◆ Task to complete:
Return the material word for word. Do not include the pictures.

[Dataset items]
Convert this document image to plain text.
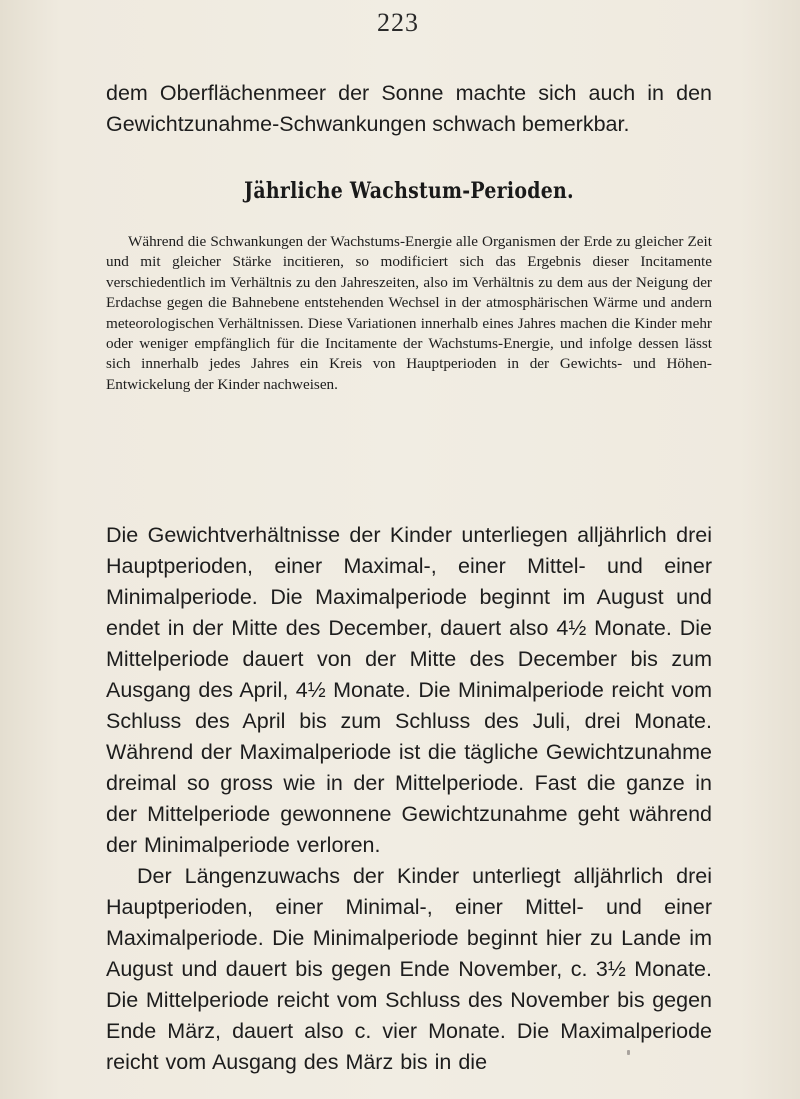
223

dem Oberflächenmeer der Sonne machte sich auch in den Gewichtzunahme-Schwankungen schwach bemerkbar.

Jährliche Wachstum-Perioden.

Während die Schwankungen der Wachstums-Energie alle Organismen der Erde zu gleicher Zeit und mit gleicher Stärke incitieren, so modificiert sich das Ergebnis dieser Incitamente verschiedentlich im Verhältnis zu den Jahreszeiten, also im Verhältnis zu dem aus der Neigung der Erdachse gegen die Bahnebene entstehenden Wechsel in der atmosphärischen Wärme und andern meteorologischen Verhältnissen. Diese Variationen innerhalb eines Jahres machen die Kinder mehr oder weniger empfänglich für die Incitamente der Wachstums-Energie, und infolge dessen lässt sich innerhalb jedes Jahres ein Kreis von Hauptperioden in der Gewichts- und Höhen-Entwickelung der Kinder nachweisen.

Die Gewichtverhältnisse der Kinder unterliegen alljährlich drei Hauptperioden, einer Maximal-, einer Mittel- und einer Minimalperiode. Die Maximalperiode beginnt im August und endet in der Mitte des December, dauert also 4½ Monate. Die Mittelperiode dauert von der Mitte des December bis zum Ausgang des April, 4½ Monate. Die Minimalperiode reicht vom Schluss des April bis zum Schluss des Juli, drei Monate. Während der Maximalperiode ist die tägliche Gewichtzunahme dreimal so gross wie in der Mittelperiode. Fast die ganze in der Mittelperiode gewonnene Gewichtzunahme geht während der Minimalperiode verloren.

Der Längenzuwachs der Kinder unterliegt alljährlich drei Hauptperioden, einer Minimal-, einer Mittel- und einer Maximalperiode. Die Minimalperiode beginnt hier zu Lande im August und dauert bis gegen Ende November, c. 3½ Monate. Die Mittelperiode reicht vom Schluss des November bis gegen Ende März, dauert also c. vier Monate. Die Maximalperiode reicht vom Ausgang des März bis in die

◆ Problem solution:
Convert this document image to plain text.
223

dem Oberflächenmeer der Sonne machte sich auch in den Gewichtzunahme-Schwankungen schwach bemerkbar.

Jährliche Wachstum-Perioden.

Während die Schwankungen der Wachstums-Energie alle Organismen der Erde zu gleicher Zeit und mit gleicher Stärke incitieren, so modificiert sich das Ergebnis dieser Incitamente verschiedentlich im Verhältnis zu den Jahreszeiten, also im Verhältnis zu dem aus der Neigung der Erdachse gegen die Bahnebene entstehenden Wechsel in der atmosphärischen Wärme und andern meteorologischen Verhältnissen. Diese Variationen innerhalb eines Jahres machen die Kinder mehr oder weniger empfänglich für die Incitamente der Wachstums-Energie, und infolge dessen lässt sich innerhalb jedes Jahres ein Kreis von Hauptperioden in der Gewichts- und Höhen-Entwickelung der Kinder nachweisen.

Die Gewichtverhältnisse der Kinder unterliegen alljährlich drei Hauptperioden, einer Maximal-, einer Mittel- und einer Minimalperiode. Die Maximalperiode beginnt im August und endet in der Mitte des December, dauert also 4½ Monate. Die Mittelperiode dauert von der Mitte des December bis zum Ausgang des April, 4½ Monate. Die Minimalperiode reicht vom Schluss des April bis zum Schluss des Juli, drei Monate. Während der Maximalperiode ist die tägliche Gewichtzunahme dreimal so gross wie in der Mittelperiode. Fast die ganze in der Mittelperiode gewonnene Gewichtzunahme geht während der Minimalperiode verloren.

Der Längenzuwachs der Kinder unterliegt alljährlich drei Hauptperioden, einer Minimal-, einer Mittel- und einer Maximalperiode. Die Minimalperiode beginnt hier zu Lande im August und dauert bis gegen Ende November, c. 3½ Monate. Die Mittelperiode reicht vom Schluss des November bis gegen Ende März, dauert also c. vier Monate. Die Maximalperiode reicht vom Ausgang des März bis in die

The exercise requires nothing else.